(Structured figure records)

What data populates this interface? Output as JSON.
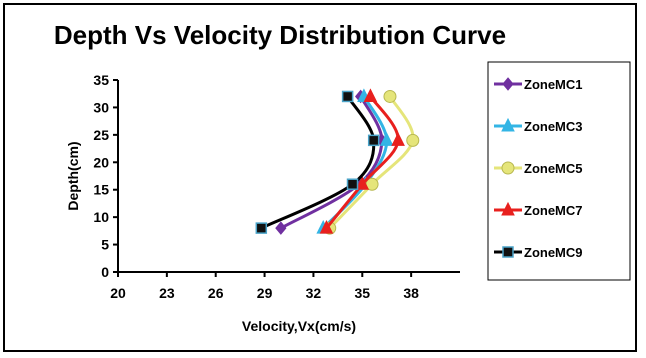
{
  "chart_data": {
    "type": "line",
    "title": "Depth Vs Velocity Distribution Curve",
    "xlabel": "Velocity,Vx(cm/s)",
    "ylabel": "Depth(cm)",
    "xlim": [
      20,
      41
    ],
    "ylim": [
      0,
      35
    ],
    "xticks": [
      20,
      23,
      26,
      29,
      32,
      35,
      38
    ],
    "yticks": [
      0,
      5,
      10,
      15,
      20,
      25,
      30,
      35
    ],
    "grid": false,
    "legend_position": "right",
    "series": [
      {
        "name": "ZoneMC1",
        "color": "#7030A0",
        "marker": "diamond",
        "x": [
          30.0,
          34.8,
          36.2,
          34.9
        ],
        "y": [
          8,
          16,
          24,
          32
        ]
      },
      {
        "name": "ZoneMC3",
        "color": "#33B5E5",
        "marker": "triangle",
        "x": [
          32.6,
          35.2,
          36.5,
          35.1
        ],
        "y": [
          8,
          16,
          24,
          32
        ]
      },
      {
        "name": "ZoneMC5",
        "color": "#E5E57A",
        "marker": "circle",
        "x": [
          33.0,
          35.6,
          38.1,
          36.7
        ],
        "y": [
          8,
          16,
          24,
          32
        ]
      },
      {
        "name": "ZoneMC7",
        "color": "#E8201E",
        "marker": "triangle",
        "x": [
          32.8,
          35.0,
          37.2,
          35.5
        ],
        "y": [
          8,
          16,
          24,
          32
        ]
      },
      {
        "name": "ZoneMC9",
        "color": "#000000",
        "marker": "square",
        "x": [
          28.8,
          34.4,
          35.7,
          34.1
        ],
        "y": [
          8,
          16,
          24,
          32
        ]
      }
    ]
  }
}
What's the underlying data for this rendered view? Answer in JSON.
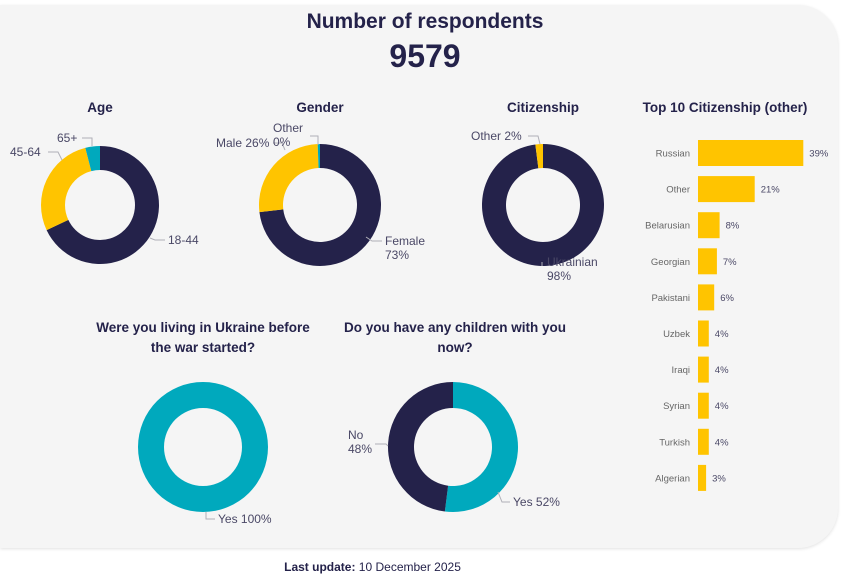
{
  "header": {
    "title": "Number of respondents",
    "count": "9579"
  },
  "colors": {
    "dark": "#24224a",
    "yellow": "#ffc400",
    "teal": "#00a9bd",
    "leader": "#b0b0b8"
  },
  "footer": {
    "label": "Last update:",
    "date": "10 December 2025"
  },
  "chart_data": [
    {
      "id": "age",
      "type": "pie",
      "title": "Age",
      "slices": [
        {
          "label": "18-44",
          "value": 68,
          "color": "#24224a"
        },
        {
          "label": "45-64",
          "value": 28,
          "color": "#ffc400"
        },
        {
          "label": "65+",
          "value": 4,
          "color": "#00a9bd"
        }
      ]
    },
    {
      "id": "gender",
      "type": "pie",
      "title": "Gender",
      "slices": [
        {
          "label": "Female 73%",
          "value": 73,
          "color": "#24224a"
        },
        {
          "label": "Male 26%",
          "value": 26,
          "color": "#ffc400"
        },
        {
          "label": "Other 0%",
          "value": 0,
          "color": "#00a9bd"
        }
      ]
    },
    {
      "id": "citizenship",
      "type": "pie",
      "title": "Citizenship",
      "slices": [
        {
          "label": "Ukrainian 98%",
          "value": 98,
          "color": "#24224a"
        },
        {
          "label": "Other 2%",
          "value": 2,
          "color": "#ffc400"
        }
      ]
    },
    {
      "id": "ukraine",
      "type": "pie",
      "title": "Were you living in Ukraine before the war started?",
      "slices": [
        {
          "label": "Yes 100%",
          "value": 100,
          "color": "#00a9bd"
        }
      ]
    },
    {
      "id": "children",
      "type": "pie",
      "title": "Do you have any children with you now?",
      "slices": [
        {
          "label": "Yes 52%",
          "value": 52,
          "color": "#00a9bd"
        },
        {
          "label": "No 48%",
          "value": 48,
          "color": "#24224a"
        }
      ]
    },
    {
      "id": "top10",
      "type": "bar",
      "orientation": "horizontal",
      "title": "Top 10 Citizenship (other)",
      "categories": [
        "Russian",
        "Other",
        "Belarusian",
        "Georgian",
        "Pakistani",
        "Uzbek",
        "Iraqi",
        "Syrian",
        "Turkish",
        "Algerian"
      ],
      "values": [
        39,
        21,
        8,
        7,
        6,
        4,
        4,
        4,
        4,
        3
      ],
      "value_labels": [
        "39%",
        "21%",
        "8%",
        "7%",
        "6%",
        "4%",
        "4%",
        "4%",
        "4%",
        "3%"
      ],
      "color": "#ffc400"
    }
  ]
}
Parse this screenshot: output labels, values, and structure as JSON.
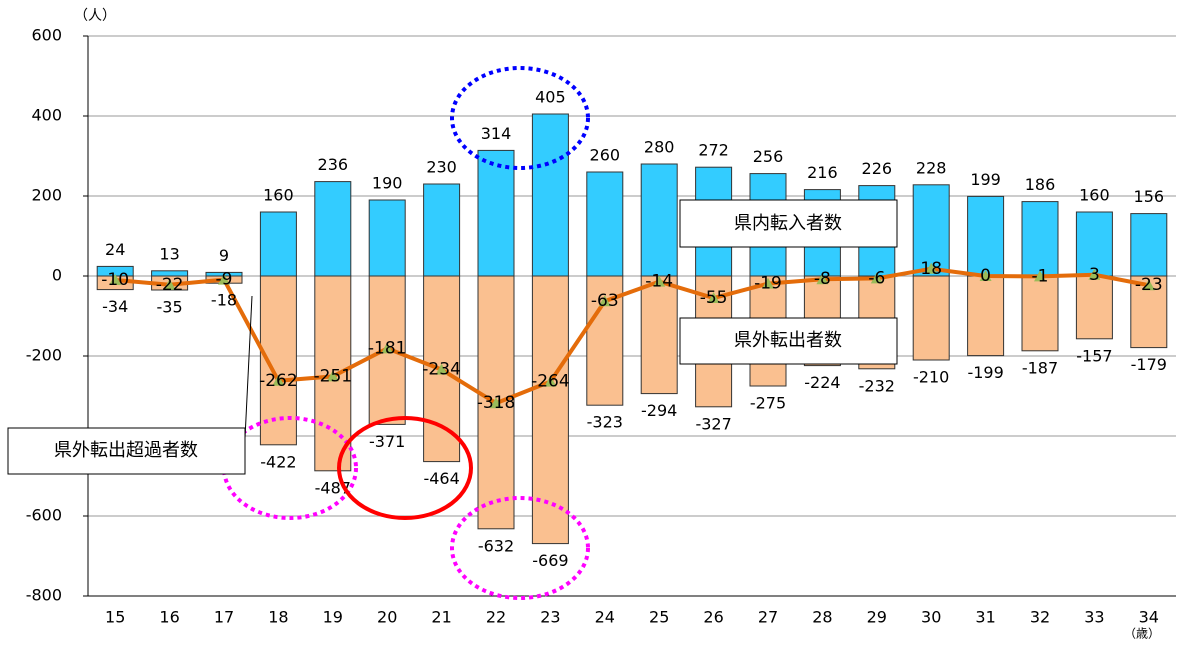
{
  "chart_data": {
    "type": "bar",
    "y_unit": "（人）",
    "x_unit": "（歳）",
    "categories": [
      "15",
      "16",
      "17",
      "18",
      "19",
      "20",
      "21",
      "22",
      "23",
      "24",
      "25",
      "26",
      "27",
      "28",
      "29",
      "30",
      "31",
      "32",
      "33",
      "34"
    ],
    "series": [
      {
        "name": "県内転入者数",
        "type": "bar",
        "color": "#33ccff",
        "values": [
          24,
          13,
          9,
          160,
          236,
          190,
          230,
          314,
          405,
          260,
          280,
          272,
          256,
          216,
          226,
          228,
          199,
          186,
          160,
          156
        ]
      },
      {
        "name": "県外転出者数",
        "type": "bar",
        "color": "#fac090",
        "values": [
          -34,
          -35,
          -18,
          -422,
          -487,
          -371,
          -464,
          -632,
          -669,
          -323,
          -294,
          -327,
          -275,
          -224,
          -232,
          -210,
          -199,
          -187,
          -157,
          -179
        ]
      },
      {
        "name": "県外転出超過者数",
        "type": "line",
        "color": "#e46c0a",
        "values": [
          -10,
          -22,
          -9,
          -262,
          -251,
          -181,
          -234,
          -318,
          -264,
          -63,
          -14,
          -55,
          -19,
          -8,
          -6,
          18,
          0,
          -1,
          3,
          -23
        ]
      }
    ],
    "ylim": [
      -800,
      600
    ],
    "yticks": [
      600,
      400,
      200,
      0,
      -200,
      -400,
      -600,
      -800
    ],
    "grid": true
  }
}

## What this task involves
Output the data above without changes, apart from leaving out the pictures.

## Exercise answer
What data populates this interface? Output as JSON.
{
  "chart_data": {
    "type": "line",
    "title": "Depth Vs Velocity Distribution Curve",
    "xlabel": "Velocity,Vx(cm/s)",
    "ylabel": "Depth(cm)",
    "xlim": [
      20,
      41
    ],
    "ylim": [
      0,
      35
    ],
    "xticks": [
      20,
      23,
      26,
      29,
      32,
      35,
      38
    ],
    "yticks": [
      0,
      5,
      10,
      15,
      20,
      25,
      30,
      35
    ],
    "grid": false,
    "legend_position": "right",
    "series": [
      {
        "name": "ZoneMC1",
        "color": "#7030A0",
        "marker": "diamond",
        "x": [
          30.0,
          34.8,
          36.2,
          34.9
        ],
        "y": [
          8,
          16,
          24,
          32
        ]
      },
      {
        "name": "ZoneMC3",
        "color": "#33B5E5",
        "marker": "triangle",
        "x": [
          32.6,
          35.2,
          36.5,
          35.1
        ],
        "y": [
          8,
          16,
          24,
          32
        ]
      },
      {
        "name": "ZoneMC5",
        "color": "#E5E57A",
        "marker": "circle",
        "x": [
          33.0,
          35.6,
          38.1,
          36.7
        ],
        "y": [
          8,
          16,
          24,
          32
        ]
      },
      {
        "name": "ZoneMC7",
        "color": "#E8201E",
        "marker": "triangle",
        "x": [
          32.8,
          35.0,
          37.2,
          35.5
        ],
        "y": [
          8,
          16,
          24,
          32
        ]
      },
      {
        "name": "ZoneMC9",
        "color": "#000000",
        "marker": "square",
        "x": [
          28.8,
          34.4,
          35.7,
          34.1
        ],
        "y": [
          8,
          16,
          24,
          32
        ]
      }
    ]
  }
}
What's the underlying data for this rendered view? Answer in JSON.
{
  "header": {
    "title": "Number of respondents",
    "count": "9579"
  },
  "colors": {
    "dark": "#24224a",
    "yellow": "#ffc400",
    "teal": "#00a9bd",
    "leader": "#b0b0b8"
  },
  "footer": {
    "label": "Last update:",
    "date": "10 December 2025"
  },
  "chart_data": [
    {
      "id": "age",
      "type": "pie",
      "title": "Age",
      "slices": [
        {
          "label": "18-44",
          "value": 68,
          "color": "#24224a"
        },
        {
          "label": "45-64",
          "value": 28,
          "color": "#ffc400"
        },
        {
          "label": "65+",
          "value": 4,
          "color": "#00a9bd"
        }
      ]
    },
    {
      "id": "gender",
      "type": "pie",
      "title": "Gender",
      "slices": [
        {
          "label": "Female 73%",
          "value": 73,
          "color": "#24224a"
        },
        {
          "label": "Male 26%",
          "value": 26,
          "color": "#ffc400"
        },
        {
          "label": "Other 0%",
          "value": 0,
          "color": "#00a9bd"
        }
      ]
    },
    {
      "id": "citizenship",
      "type": "pie",
      "title": "Citizenship",
      "slices": [
        {
          "label": "Ukrainian 98%",
          "value": 98,
          "color": "#24224a"
        },
        {
          "label": "Other 2%",
          "value": 2,
          "color": "#ffc400"
        }
      ]
    },
    {
      "id": "ukraine",
      "type": "pie",
      "title": "Were you living in Ukraine before the war started?",
      "slices": [
        {
          "label": "Yes 100%",
          "value": 100,
          "color": "#00a9bd"
        }
      ]
    },
    {
      "id": "children",
      "type": "pie",
      "title": "Do you have any children with you now?",
      "slices": [
        {
          "label": "Yes 52%",
          "value": 52,
          "color": "#00a9bd"
        },
        {
          "label": "No 48%",
          "value": 48,
          "color": "#24224a"
        }
      ]
    },
    {
      "id": "top10",
      "type": "bar",
      "orientation": "horizontal",
      "title": "Top 10 Citizenship (other)",
      "categories": [
        "Russian",
        "Other",
        "Belarusian",
        "Georgian",
        "Pakistani",
        "Uzbek",
        "Iraqi",
        "Syrian",
        "Turkish",
        "Algerian"
      ],
      "values": [
        39,
        21,
        8,
        7,
        6,
        4,
        4,
        4,
        4,
        3
      ],
      "value_labels": [
        "39%",
        "21%",
        "8%",
        "7%",
        "6%",
        "4%",
        "4%",
        "4%",
        "4%",
        "3%"
      ],
      "color": "#ffc400"
    }
  ]
}
Parse this screenshot: output labels, values, and structure as JSON.
{
  "chart_data": {
    "type": "bar",
    "y_unit": "（人）",
    "x_unit": "（歳）",
    "categories": [
      "15",
      "16",
      "17",
      "18",
      "19",
      "20",
      "21",
      "22",
      "23",
      "24",
      "25",
      "26",
      "27",
      "28",
      "29",
      "30",
      "31",
      "32",
      "33",
      "34"
    ],
    "series": [
      {
        "name": "県内転入者数",
        "type": "bar",
        "color": "#33ccff",
        "values": [
          24,
          13,
          9,
          160,
          236,
          190,
          230,
          314,
          405,
          260,
          280,
          272,
          256,
          216,
          226,
          228,
          199,
          186,
          160,
          156
        ]
      },
      {
        "name": "県外転出者数",
        "type": "bar",
        "color": "#fac090",
        "values": [
          -34,
          -35,
          -18,
          -422,
          -487,
          -371,
          -464,
          -632,
          -669,
          -323,
          -294,
          -327,
          -275,
          -224,
          -232,
          -210,
          -199,
          -187,
          -157,
          -179
        ]
      },
      {
        "name": "県外転出超過者数",
        "type": "line",
        "color": "#e46c0a",
        "values": [
          -10,
          -22,
          -9,
          -262,
          -251,
          -181,
          -234,
          -318,
          -264,
          -63,
          -14,
          -55,
          -19,
          -8,
          -6,
          18,
          0,
          -1,
          3,
          -23
        ]
      }
    ],
    "ylim": [
      -800,
      600
    ],
    "yticks": [
      600,
      400,
      200,
      0,
      -200,
      -400,
      -600,
      -800
    ],
    "grid": true
  }
}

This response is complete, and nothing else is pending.